§ **WHAT YOU WILL DO**
Which of the lines below contain the string "wavy"? Pull each one out of the data.

DATA FOR THIS TASK: Begin

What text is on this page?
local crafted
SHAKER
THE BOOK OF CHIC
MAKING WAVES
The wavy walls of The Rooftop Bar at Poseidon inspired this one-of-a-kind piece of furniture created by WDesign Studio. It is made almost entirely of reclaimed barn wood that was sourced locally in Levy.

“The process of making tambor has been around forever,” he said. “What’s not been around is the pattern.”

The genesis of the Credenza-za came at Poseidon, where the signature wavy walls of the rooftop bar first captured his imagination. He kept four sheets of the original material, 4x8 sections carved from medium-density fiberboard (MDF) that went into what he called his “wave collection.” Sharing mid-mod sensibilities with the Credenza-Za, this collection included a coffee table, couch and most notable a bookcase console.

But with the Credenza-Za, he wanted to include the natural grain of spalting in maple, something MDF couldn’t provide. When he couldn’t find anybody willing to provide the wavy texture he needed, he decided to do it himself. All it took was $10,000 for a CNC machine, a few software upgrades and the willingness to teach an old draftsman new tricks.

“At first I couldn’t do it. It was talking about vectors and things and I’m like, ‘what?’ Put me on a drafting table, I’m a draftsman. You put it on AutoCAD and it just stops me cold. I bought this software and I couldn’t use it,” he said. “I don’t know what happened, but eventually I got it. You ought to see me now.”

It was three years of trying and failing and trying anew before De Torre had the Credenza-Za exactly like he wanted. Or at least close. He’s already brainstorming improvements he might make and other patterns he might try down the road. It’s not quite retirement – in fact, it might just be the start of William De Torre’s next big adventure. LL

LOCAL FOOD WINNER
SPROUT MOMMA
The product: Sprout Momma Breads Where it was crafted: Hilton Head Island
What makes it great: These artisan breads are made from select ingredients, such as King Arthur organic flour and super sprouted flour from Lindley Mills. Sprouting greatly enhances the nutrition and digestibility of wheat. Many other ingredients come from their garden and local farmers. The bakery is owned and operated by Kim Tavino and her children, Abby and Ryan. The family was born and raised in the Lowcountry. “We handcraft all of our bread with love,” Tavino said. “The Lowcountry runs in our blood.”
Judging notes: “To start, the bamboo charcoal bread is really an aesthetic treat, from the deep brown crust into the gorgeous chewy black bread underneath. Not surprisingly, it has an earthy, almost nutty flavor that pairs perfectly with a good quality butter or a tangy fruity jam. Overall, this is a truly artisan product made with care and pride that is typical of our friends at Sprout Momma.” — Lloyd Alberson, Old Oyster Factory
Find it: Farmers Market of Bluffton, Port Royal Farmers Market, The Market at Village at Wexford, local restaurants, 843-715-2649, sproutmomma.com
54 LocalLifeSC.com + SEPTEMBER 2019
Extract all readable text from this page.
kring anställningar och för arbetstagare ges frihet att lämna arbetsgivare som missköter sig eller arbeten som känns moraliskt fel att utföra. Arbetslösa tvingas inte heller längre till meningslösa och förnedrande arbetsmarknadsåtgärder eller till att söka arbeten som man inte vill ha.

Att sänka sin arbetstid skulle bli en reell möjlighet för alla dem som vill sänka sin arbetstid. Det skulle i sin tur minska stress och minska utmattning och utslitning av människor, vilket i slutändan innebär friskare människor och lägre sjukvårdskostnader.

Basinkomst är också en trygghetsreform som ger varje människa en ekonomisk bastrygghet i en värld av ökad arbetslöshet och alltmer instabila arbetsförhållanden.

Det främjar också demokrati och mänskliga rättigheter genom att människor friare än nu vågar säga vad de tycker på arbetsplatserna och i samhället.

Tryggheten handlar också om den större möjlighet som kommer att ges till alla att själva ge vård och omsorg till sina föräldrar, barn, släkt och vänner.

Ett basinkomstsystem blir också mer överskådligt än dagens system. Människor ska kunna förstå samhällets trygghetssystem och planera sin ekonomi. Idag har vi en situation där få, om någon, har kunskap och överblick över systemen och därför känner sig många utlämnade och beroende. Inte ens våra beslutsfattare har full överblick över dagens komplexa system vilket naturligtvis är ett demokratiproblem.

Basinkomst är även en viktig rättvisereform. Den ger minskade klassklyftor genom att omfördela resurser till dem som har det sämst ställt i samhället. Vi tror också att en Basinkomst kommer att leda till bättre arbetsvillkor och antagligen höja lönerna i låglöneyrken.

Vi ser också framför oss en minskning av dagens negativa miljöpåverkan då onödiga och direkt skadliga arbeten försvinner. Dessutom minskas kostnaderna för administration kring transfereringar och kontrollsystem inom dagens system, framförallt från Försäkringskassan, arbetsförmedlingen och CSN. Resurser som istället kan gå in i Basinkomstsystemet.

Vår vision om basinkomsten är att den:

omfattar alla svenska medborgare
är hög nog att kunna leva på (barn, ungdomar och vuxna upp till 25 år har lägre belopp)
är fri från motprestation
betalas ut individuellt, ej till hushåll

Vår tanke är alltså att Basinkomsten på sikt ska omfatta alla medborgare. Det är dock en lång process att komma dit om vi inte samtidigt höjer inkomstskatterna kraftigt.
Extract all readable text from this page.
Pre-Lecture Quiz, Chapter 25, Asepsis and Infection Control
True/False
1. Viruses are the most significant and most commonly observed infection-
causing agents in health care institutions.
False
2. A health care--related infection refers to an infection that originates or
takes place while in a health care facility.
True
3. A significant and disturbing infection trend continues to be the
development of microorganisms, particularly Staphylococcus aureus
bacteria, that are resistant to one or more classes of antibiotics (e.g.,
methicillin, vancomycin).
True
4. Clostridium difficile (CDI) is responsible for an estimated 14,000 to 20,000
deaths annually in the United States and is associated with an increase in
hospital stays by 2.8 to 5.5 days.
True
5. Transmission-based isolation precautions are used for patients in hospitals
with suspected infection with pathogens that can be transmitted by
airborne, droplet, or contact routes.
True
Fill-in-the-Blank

DATA FOR THIS TASK: End

§ **OUTPUT BELOW**
The wavy walls of The Rooftop Bar at Poseidon inspired this one-of-a-kind piece of furniture created by WDesign Studio. It is made almost entirely of reclaimed barn wood that was sourced locally in Levy.
The genesis of the Credenza-za came at Poseidon, where the signature wavy walls of the rooftop bar first captured his imagination. He kept four sheets of the original material, 4x8 sections carved from medium-density fiberboard (MDF) that went into what he called his “wave collection.” Sharing mid-mod sensibilities with the Credenza-Za, this collection included a coffee table, couch and most notable a bookcase console.
But with the Credenza-Za, he wanted to include the natural grain of spalting in maple, something MDF couldn’t provide. When he couldn’t find anybody willing to provide the wavy texture he needed, he decided to do it himself. All it took was $10,000 for a CNC machine, a few software upgrades and the willingness to teach an old draftsman new tricks.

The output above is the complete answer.